What to produce: Your task is to repeat the listing exactly.

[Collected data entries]
• • •

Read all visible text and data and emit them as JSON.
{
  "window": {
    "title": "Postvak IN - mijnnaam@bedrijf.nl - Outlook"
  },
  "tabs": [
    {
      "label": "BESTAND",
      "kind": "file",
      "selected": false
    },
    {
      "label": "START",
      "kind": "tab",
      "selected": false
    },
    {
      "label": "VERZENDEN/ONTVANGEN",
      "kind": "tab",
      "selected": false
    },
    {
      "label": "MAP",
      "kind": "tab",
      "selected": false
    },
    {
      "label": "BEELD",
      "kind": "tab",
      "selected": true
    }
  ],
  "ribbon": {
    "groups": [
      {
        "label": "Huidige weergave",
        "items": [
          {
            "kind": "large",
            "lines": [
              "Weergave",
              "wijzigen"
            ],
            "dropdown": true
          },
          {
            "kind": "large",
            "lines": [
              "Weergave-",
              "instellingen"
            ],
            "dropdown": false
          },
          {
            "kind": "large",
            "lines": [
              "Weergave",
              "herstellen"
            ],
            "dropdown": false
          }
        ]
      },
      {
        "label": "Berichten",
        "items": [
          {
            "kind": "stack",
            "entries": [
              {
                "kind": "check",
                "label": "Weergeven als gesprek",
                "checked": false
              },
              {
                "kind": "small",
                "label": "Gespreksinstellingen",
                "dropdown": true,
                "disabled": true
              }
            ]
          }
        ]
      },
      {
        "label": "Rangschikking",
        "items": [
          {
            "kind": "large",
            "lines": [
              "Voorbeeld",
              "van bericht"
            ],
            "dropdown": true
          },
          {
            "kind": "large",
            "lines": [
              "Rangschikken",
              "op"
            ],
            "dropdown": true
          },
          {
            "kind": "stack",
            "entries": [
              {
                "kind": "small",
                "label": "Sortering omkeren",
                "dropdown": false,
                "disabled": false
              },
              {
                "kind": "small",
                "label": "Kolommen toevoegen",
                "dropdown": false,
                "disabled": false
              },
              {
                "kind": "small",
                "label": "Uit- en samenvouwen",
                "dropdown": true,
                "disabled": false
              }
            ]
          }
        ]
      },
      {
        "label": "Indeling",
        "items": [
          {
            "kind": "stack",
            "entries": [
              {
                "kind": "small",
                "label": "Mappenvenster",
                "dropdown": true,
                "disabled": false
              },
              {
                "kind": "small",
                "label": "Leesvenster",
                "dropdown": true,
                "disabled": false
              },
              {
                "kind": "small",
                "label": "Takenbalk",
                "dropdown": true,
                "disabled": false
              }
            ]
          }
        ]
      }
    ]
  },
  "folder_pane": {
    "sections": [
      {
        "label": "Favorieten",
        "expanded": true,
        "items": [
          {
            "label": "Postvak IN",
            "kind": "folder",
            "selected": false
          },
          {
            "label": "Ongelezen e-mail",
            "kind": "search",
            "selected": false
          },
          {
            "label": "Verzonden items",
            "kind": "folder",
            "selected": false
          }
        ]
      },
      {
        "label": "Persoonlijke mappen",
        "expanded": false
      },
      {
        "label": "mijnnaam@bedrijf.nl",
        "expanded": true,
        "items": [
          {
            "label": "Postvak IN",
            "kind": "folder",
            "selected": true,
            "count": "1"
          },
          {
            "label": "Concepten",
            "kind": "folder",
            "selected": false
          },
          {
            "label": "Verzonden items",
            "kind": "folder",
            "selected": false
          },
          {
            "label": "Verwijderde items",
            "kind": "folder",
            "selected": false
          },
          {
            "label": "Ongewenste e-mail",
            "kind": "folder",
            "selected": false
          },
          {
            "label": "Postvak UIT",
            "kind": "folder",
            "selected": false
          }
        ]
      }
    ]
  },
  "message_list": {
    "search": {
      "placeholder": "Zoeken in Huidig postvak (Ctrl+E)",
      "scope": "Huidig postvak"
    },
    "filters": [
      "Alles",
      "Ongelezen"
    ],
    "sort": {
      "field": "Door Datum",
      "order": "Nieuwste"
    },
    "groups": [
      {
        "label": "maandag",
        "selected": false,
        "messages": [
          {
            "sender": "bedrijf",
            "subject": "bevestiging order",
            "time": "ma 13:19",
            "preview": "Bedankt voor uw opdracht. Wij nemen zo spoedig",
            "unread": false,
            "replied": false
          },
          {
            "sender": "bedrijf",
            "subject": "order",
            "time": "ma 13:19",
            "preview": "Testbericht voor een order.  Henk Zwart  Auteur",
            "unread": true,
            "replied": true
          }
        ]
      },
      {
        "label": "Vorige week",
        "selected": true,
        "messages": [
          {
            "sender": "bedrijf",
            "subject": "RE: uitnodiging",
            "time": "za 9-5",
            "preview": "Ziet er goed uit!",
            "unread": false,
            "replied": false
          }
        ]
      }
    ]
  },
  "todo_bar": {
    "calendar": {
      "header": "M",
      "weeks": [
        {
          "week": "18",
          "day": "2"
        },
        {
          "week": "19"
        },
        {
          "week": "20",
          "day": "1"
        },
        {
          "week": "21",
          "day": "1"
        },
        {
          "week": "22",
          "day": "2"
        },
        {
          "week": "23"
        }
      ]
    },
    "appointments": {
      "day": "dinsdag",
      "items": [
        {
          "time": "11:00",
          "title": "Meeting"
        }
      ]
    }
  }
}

• • •

Solution:
Read all visible text and data and emit them as JSON.
{
  "window": {
    "title": "Postvak IN - mijnnaam@bedrijf.nl - Outlook"
  },
  "tabs": [
    {
      "label": "BESTAND",
      "kind": "file",
      "selected": false
    },
    {
      "label": "START",
      "kind": "tab",
      "selected": false
    },
    {
      "label": "VERZENDEN/ONTVANGEN",
      "kind": "tab",
      "selected": false
    },
    {
      "label": "MAP",
      "kind": "tab",
      "selected": false
    },
    {
      "label": "BEELD",
      "kind": "tab",
      "selected": true
    }
  ],
  "ribbon": {
    "groups": [
      {
        "label": "Huidige weergave",
        "items": [
          {
            "kind": "large",
            "lines": [
              "Weergave",
              "wijzigen"
            ],
            "dropdown": true
          },
          {
            "kind": "large",
            "lines": [
              "Weergave-",
              "instellingen"
            ],
            "dropdown": false
          },
          {
            "kind": "large",
            "lines": [
              "Weergave",
              "herstellen"
            ],
            "dropdown": false
          }
        ]
      },
      {
        "label": "Berichten",
        "items": [
          {
            "kind": "stack",
            "entries": [
              {
                "kind": "check",
                "label": "Weergeven als gesprek",
                "checked": false
              },
              {
                "kind": "small",
                "label": "Gespreksinstellingen",
                "dropdown": true,
                "disabled": true
              }
            ]
          }
        ]
      },
      {
        "label": "Rangschikking",
        "items": [
          {
            "kind": "large",
            "lines": [
              "Voorbeeld",
              "van bericht"
            ],
            "dropdown": true
          },
          {
            "kind": "large",
            "lines": [
              "Rangschikken",
              "op"
            ],
            "dropdown": true
          },
          {
            "kind": "stack",
            "entries": [
              {
                "kind": "small",
                "label": "Sortering omkeren",
                "dropdown": false,
                "disabled": false
              },
              {
                "kind": "small",
                "label": "Kolommen toevoegen",
                "dropdown": false,
                "disabled": false
              },
              {
                "kind": "small",
                "label": "Uit- en samenvouwen",
                "dropdown": true,
                "disabled": false
              }
            ]
          }
        ]
      },
      {
        "label": "Indeling",
        "items": [
          {
            "kind": "stack",
            "entries": [
              {
                "kind": "small",
                "label": "Mappenvenster",
                "dropdown": true,
                "disabled": false
              },
              {
                "kind": "small",
                "label": "Leesvenster",
                "dropdown": true,
                "disabled": false
              },
              {
                "kind": "small",
                "label": "Takenbalk",
                "dropdown": true,
                "disabled": false
              }
            ]
          }
        ]
      }
    ]
  },
  "folder_pane": {
    "sections": [
      {
        "label": "Favorieten",
        "expanded": true,
        "items": [
          {
            "label": "Postvak IN",
            "kind": "folder",
            "selected": false
          },
          {
            "label": "Ongelezen e-mail",
            "kind": "search",
            "selected": false
          },
          {
            "label": "Verzonden items",
            "kind": "folder",
            "selected": false
          }
        ]
      },
      {
        "label": "Persoonlijke mappen",
        "expanded": false
      },
      {
        "label": "mijnnaam@bedrijf.nl",
        "expanded": true,
        "items": [
          {
            "label": "Postvak IN",
            "kind": "folder",
            "selected": true,
            "count": "1"
          },
          {
            "label": "Concepten",
            "kind": "folder",
            "selected": false
          },
          {
            "label": "Verzonden items",
            "kind": "folder",
            "selected": false
          },
          {
            "label": "Verwijderde items",
            "kind": "folder",
            "selected": false
          },
          {
            "label": "Ongewenste e-mail",
            "kind": "folder",
            "selected": false
          },
          {
            "label": "Postvak UIT",
            "kind": "folder",
            "selected": false
          }
        ]
      }
    ]
  },
  "message_list": {
    "search": {
      "placeholder": "Zoeken in Huidig postvak (Ctrl+E)",
      "scope": "Huidig postvak"
    },
    "filters": [
      "Alles",
      "Ongelezen"
    ],
    "sort": {
      "field": "Door Datum",
      "order": "Nieuwste"
    },
    "groups": [
      {
        "label": "maandag",
        "selected": false,
        "messages": [
          {
            "sender": "bedrijf",
            "subject": "bevestiging order",
            "time": "ma 13:19",
            "preview": "Bedankt voor uw opdracht. Wij nemen zo spoedig",
            "unread": false,
            "replied": false
          },
          {
            "sender": "bedrijf",
            "subject": "order",
            "time": "ma 13:19",
            "preview": "Testbericht voor een order.  Henk Zwart  Auteur",
            "unread": true,
            "replied": true
          }
        ]
      },
      {
        "label": "Vorige week",
        "selected": true,
        "messages": [
          {
            "sender": "bedrijf",
            "subject": "RE: uitnodiging",
            "time": "za 9-5",
            "preview": "Ziet er goed uit!",
            "unread": false,
            "replied": false
          }
        ]
      }
    ]
  },
  "todo_bar": {
    "calendar": {
      "header": "M",
      "weeks": [
        {
          "week": "18",
          "day": "2"
        },
        {
          "week": "19"
        },
        {
          "week": "20",
          "day": "1"
        },
        {
          "week": "21",
          "day": "1"
        },
        {
          "week": "22",
          "day": "2"
        },
        {
          "week": "23"
        }
      ]
    },
    "appointments": {
      "day": "dinsdag",
      "items": [
        {
          "time": "11:00",
          "title": "Meeting"
        }
      ]
    }
  }
}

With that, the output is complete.